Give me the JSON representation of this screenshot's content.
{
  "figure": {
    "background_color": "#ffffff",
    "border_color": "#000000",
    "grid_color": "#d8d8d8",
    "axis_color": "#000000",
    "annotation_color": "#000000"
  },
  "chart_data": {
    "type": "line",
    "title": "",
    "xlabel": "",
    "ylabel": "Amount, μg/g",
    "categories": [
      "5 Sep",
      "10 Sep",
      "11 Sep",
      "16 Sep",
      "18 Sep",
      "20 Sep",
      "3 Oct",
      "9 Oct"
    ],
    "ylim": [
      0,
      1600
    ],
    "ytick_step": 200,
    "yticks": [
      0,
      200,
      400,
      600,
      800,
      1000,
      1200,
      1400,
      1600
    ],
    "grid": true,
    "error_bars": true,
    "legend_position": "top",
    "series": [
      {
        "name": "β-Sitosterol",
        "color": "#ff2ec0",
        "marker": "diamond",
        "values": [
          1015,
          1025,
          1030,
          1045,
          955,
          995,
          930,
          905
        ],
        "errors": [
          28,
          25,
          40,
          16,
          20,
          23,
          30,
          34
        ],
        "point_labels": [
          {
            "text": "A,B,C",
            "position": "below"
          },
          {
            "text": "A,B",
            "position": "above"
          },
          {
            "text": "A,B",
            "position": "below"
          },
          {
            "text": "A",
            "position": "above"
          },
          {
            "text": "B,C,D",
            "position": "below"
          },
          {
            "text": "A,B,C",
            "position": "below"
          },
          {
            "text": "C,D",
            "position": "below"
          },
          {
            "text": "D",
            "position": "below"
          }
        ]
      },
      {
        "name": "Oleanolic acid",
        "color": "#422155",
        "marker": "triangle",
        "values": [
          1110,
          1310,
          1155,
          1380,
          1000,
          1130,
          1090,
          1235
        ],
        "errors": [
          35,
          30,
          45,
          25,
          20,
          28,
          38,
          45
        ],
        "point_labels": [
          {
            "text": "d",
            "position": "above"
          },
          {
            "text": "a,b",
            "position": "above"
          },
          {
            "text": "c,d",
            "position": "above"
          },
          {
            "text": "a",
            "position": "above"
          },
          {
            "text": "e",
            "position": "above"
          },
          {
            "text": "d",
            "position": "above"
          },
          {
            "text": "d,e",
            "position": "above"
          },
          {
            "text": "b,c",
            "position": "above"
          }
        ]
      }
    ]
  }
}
---------------
## [Aim of the task]
Copy the material above verbatim.

## [Written answer]
Give me the JSON representation of this screenshot's content.
{
  "figure": {
    "background_color": "#ffffff",
    "border_color": "#000000",
    "grid_color": "#d8d8d8",
    "axis_color": "#000000",
    "annotation_color": "#000000"
  },
  "chart_data": {
    "type": "line",
    "title": "",
    "xlabel": "",
    "ylabel": "Amount, μg/g",
    "categories": [
      "5 Sep",
      "10 Sep",
      "11 Sep",
      "16 Sep",
      "18 Sep",
      "20 Sep",
      "3 Oct",
      "9 Oct"
    ],
    "ylim": [
      0,
      1600
    ],
    "ytick_step": 200,
    "yticks": [
      0,
      200,
      400,
      600,
      800,
      1000,
      1200,
      1400,
      1600
    ],
    "grid": true,
    "error_bars": true,
    "legend_position": "top",
    "series": [
      {
        "name": "β-Sitosterol",
        "color": "#ff2ec0",
        "marker": "diamond",
        "values": [
          1015,
          1025,
          1030,
          1045,
          955,
          995,
          930,
          905
        ],
        "errors": [
          28,
          25,
          40,
          16,
          20,
          23,
          30,
          34
        ],
        "point_labels": [
          {
            "text": "A,B,C",
            "position": "below"
          },
          {
            "text": "A,B",
            "position": "above"
          },
          {
            "text": "A,B",
            "position": "below"
          },
          {
            "text": "A",
            "position": "above"
          },
          {
            "text": "B,C,D",
            "position": "below"
          },
          {
            "text": "A,B,C",
            "position": "below"
          },
          {
            "text": "C,D",
            "position": "below"
          },
          {
            "text": "D",
            "position": "below"
          }
        ]
      },
      {
        "name": "Oleanolic acid",
        "color": "#422155",
        "marker": "triangle",
        "values": [
          1110,
          1310,
          1155,
          1380,
          1000,
          1130,
          1090,
          1235
        ],
        "errors": [
          35,
          30,
          45,
          25,
          20,
          28,
          38,
          45
        ],
        "point_labels": [
          {
            "text": "d",
            "position": "above"
          },
          {
            "text": "a,b",
            "position": "above"
          },
          {
            "text": "c,d",
            "position": "above"
          },
          {
            "text": "a",
            "position": "above"
          },
          {
            "text": "e",
            "position": "above"
          },
          {
            "text": "d",
            "position": "above"
          },
          {
            "text": "d,e",
            "position": "above"
          },
          {
            "text": "b,c",
            "position": "above"
          }
        ]
      }
    ]
  }
}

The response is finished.